Set problem: Restate the data below word for word. Skip any images it contains.

Raw records:
——————
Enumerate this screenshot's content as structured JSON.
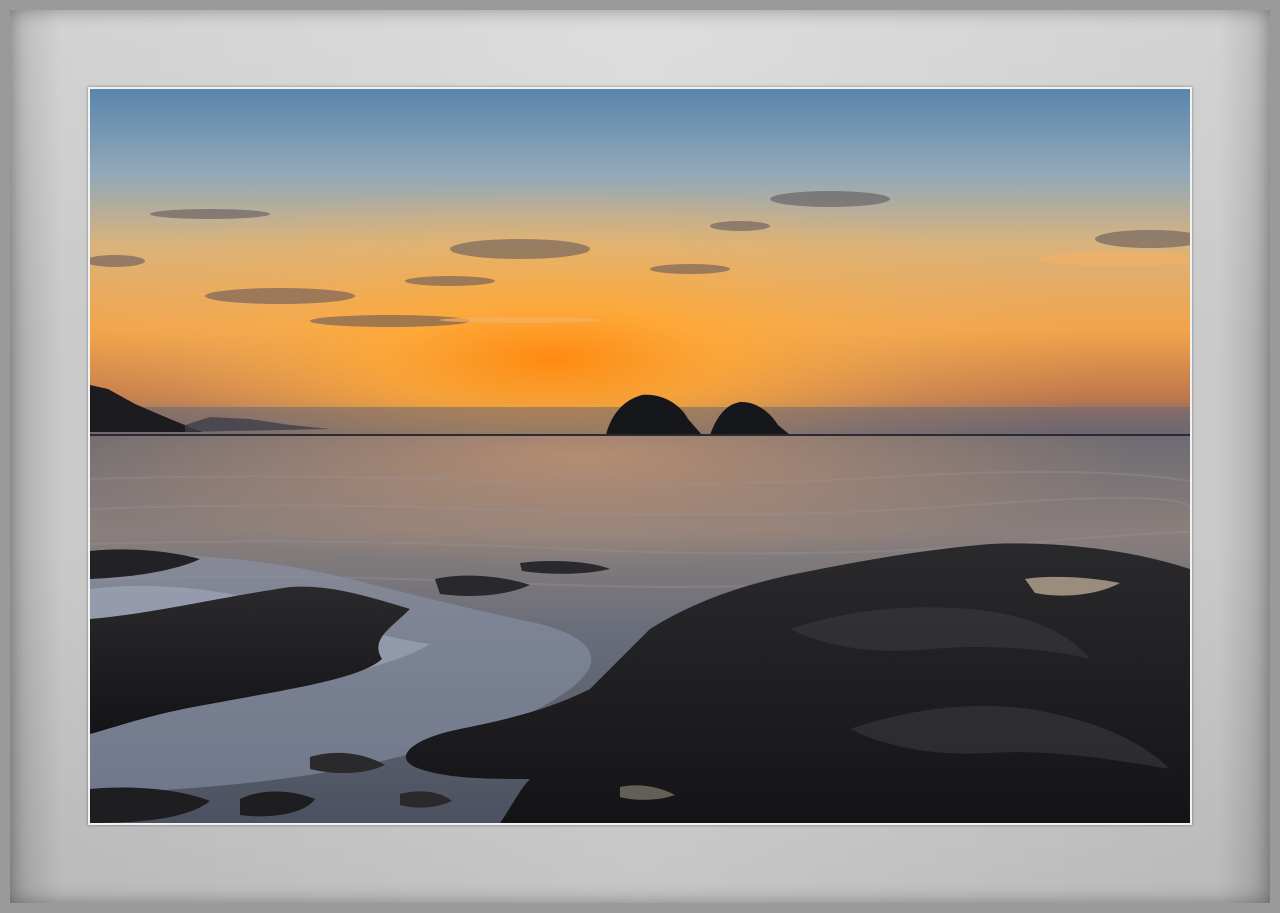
{
  "photo": {
    "subject": "sunset-seascape",
    "colors": {
      "sky_top": "#5b86ae",
      "sky_mid": "#e6b06a",
      "sun_glow": "#ff9a1e",
      "horizon": "#6e6a76",
      "sea": "#5f6572",
      "rock": "#1d1c1f"
    }
  }
}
——————
Written response:
Enumerate this screenshot's content as structured JSON.
{
  "photo": {
    "subject": "sunset-seascape",
    "colors": {
      "sky_top": "#5b86ae",
      "sky_mid": "#e6b06a",
      "sun_glow": "#ff9a1e",
      "horizon": "#6e6a76",
      "sea": "#5f6572",
      "rock": "#1d1c1f"
    }
  }
}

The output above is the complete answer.